* Text segment *

______________________________

Logo of Phnom Penh Post newspaper Phnom Penh Post - ASEAN and the "Chinese factor"

ASEAN and the "Chinese factor"

ASEAN and the "Chinese factor"

C AMBODIA'S cautious approach into ASEAN, initially as an observing "apprentice",

is the right one to take, according to academics in the region.

They warn

that just because ASEAN will soon be a bigger "family", that doesn't mean its

always going to be a happy one.

In addition to the seven full ASEAN

members (Indonesia, Malaysia, Singapore, the Philippines, Thailand, Brunei and

now Vietnam), Laos is a fellow observer and Canada, Australia, the European

Union, South Korea, Japan, the United States, China and New Zealand are

"dialogue partners". Papua New Guinea has also signed the critical ASEAN Treaty

of Amity and Cooperation in Southeast Asia (TACSEA).

Cambodia realizes it

has much to do before making meaningful political and economic contributions to

the high-powered group.

But the very presence of Cambodia - and Vietnam -

in an expanded ASEAN will alter the dynamics of an economically powerful

region.

______________________________

* Data entries *
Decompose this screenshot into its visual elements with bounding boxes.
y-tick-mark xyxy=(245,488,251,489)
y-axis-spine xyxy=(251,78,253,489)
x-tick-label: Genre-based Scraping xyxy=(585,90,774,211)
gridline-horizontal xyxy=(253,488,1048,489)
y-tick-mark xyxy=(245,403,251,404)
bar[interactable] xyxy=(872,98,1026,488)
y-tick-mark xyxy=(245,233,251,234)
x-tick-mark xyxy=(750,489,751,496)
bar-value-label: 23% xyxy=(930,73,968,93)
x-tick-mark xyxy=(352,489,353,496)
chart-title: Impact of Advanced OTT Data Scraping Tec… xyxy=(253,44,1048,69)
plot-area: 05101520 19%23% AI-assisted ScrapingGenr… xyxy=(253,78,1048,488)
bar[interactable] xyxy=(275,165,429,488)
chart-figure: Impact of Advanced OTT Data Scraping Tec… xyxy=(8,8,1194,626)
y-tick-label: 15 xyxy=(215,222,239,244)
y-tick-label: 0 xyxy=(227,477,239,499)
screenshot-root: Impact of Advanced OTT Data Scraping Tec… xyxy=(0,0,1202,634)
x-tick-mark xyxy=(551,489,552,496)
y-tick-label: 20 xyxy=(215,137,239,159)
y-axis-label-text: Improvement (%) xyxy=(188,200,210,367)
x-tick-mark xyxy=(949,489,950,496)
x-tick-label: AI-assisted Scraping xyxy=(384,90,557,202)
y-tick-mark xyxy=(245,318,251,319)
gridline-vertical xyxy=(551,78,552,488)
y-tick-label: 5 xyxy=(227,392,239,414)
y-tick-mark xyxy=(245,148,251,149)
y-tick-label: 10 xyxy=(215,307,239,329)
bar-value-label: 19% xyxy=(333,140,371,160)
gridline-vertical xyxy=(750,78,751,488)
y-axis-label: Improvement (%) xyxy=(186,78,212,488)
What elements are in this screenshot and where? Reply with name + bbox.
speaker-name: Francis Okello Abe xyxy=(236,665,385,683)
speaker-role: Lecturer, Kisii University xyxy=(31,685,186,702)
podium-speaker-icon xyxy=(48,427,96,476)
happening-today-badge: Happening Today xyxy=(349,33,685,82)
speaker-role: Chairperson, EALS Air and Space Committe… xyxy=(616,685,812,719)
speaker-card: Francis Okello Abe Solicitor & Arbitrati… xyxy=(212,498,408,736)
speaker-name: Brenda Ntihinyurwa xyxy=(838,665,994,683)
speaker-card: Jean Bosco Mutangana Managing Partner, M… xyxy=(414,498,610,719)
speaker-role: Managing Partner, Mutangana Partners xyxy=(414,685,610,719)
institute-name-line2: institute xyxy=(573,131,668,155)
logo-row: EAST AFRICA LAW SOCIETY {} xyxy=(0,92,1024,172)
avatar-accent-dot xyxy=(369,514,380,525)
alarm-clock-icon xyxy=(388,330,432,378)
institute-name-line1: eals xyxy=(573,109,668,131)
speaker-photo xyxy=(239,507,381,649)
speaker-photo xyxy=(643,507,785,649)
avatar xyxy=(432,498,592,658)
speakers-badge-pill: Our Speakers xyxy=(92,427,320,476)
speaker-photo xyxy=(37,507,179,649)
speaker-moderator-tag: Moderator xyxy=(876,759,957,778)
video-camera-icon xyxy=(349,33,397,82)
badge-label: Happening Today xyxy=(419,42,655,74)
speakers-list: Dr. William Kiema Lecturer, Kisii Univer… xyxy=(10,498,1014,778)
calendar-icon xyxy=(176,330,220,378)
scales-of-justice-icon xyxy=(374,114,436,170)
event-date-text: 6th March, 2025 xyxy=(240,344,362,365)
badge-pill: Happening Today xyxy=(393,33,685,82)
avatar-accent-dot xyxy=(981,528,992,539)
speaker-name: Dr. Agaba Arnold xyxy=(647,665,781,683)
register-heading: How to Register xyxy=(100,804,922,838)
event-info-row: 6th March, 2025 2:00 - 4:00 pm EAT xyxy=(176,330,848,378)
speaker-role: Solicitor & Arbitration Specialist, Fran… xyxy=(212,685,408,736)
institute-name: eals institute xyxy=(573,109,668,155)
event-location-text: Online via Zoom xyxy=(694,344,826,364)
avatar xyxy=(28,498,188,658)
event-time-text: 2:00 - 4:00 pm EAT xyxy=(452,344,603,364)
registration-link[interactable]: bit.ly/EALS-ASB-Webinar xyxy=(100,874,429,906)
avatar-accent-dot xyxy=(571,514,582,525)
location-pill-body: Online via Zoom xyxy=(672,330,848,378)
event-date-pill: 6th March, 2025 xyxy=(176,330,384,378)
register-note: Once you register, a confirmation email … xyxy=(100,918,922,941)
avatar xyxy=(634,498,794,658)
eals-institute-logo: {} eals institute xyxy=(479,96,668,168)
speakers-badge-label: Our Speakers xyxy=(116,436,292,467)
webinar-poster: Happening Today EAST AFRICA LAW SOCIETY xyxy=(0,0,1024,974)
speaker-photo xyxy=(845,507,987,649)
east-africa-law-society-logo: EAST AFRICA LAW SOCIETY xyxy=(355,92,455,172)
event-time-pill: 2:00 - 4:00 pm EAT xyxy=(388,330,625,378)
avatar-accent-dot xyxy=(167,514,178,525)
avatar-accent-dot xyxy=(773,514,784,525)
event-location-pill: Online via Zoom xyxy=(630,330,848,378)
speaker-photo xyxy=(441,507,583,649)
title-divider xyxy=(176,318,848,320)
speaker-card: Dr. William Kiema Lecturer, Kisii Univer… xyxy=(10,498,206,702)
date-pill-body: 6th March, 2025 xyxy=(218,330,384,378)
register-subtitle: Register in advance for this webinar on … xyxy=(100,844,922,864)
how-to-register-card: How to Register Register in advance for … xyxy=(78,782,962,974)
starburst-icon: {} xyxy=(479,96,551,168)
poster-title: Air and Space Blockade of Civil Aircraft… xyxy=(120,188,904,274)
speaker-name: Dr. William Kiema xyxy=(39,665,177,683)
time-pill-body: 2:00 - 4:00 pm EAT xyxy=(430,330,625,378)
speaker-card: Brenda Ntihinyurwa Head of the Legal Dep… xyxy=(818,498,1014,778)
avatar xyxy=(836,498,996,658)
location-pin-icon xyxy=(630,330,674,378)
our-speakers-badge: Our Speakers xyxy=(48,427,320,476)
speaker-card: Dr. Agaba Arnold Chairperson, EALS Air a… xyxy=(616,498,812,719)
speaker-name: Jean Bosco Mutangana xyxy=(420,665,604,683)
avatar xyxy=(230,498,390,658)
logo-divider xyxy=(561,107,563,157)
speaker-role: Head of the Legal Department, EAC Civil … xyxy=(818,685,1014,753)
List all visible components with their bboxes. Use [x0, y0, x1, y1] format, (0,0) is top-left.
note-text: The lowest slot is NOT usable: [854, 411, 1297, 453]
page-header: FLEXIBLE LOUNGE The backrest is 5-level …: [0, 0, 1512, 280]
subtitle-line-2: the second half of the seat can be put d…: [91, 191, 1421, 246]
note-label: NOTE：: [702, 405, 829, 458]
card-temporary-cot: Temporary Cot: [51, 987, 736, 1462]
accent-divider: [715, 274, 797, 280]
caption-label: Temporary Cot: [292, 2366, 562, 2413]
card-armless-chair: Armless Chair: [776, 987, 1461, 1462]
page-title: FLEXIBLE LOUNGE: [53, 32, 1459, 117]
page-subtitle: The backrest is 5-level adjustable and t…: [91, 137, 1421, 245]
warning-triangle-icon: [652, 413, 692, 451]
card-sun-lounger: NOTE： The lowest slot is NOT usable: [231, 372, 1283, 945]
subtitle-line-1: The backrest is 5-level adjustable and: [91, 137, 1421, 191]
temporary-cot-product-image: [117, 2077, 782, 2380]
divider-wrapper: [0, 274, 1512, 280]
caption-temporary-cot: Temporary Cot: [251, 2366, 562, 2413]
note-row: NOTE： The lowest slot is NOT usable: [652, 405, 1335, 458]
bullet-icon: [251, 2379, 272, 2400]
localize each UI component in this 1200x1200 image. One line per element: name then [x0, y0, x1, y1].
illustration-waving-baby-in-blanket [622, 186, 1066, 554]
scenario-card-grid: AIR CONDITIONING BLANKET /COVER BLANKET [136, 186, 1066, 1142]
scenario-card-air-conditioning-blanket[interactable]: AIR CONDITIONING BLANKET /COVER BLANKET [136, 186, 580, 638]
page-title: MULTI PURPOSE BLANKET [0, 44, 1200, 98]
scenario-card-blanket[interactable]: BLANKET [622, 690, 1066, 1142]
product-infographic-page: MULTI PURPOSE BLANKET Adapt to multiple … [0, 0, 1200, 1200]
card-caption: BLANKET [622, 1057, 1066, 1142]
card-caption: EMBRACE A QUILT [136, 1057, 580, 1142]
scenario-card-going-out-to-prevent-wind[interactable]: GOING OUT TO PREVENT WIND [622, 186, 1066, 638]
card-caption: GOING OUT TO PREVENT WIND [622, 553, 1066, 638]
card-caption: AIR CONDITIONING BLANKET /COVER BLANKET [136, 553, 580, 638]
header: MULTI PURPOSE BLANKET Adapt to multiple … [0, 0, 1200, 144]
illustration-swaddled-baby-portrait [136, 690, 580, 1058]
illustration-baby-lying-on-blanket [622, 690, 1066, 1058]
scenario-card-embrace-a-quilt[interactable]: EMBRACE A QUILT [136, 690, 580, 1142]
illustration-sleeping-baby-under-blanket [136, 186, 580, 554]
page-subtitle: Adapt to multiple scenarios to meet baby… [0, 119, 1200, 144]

______________________________

* Stated task *
Please summarize the ASEAN article in two sentences.

* Reply *
Academics in the region say Cambodia is right to enter ASEAN cautiously, first as an observer, though they warn that a bigger ASEAN will not always be a happy one. Cambodia knows it has much to do before it can contribute meaningfully in politics and economics, but its presence and Vietnam's in an expanded ASEAN will change the dynamics of an economically powerful region.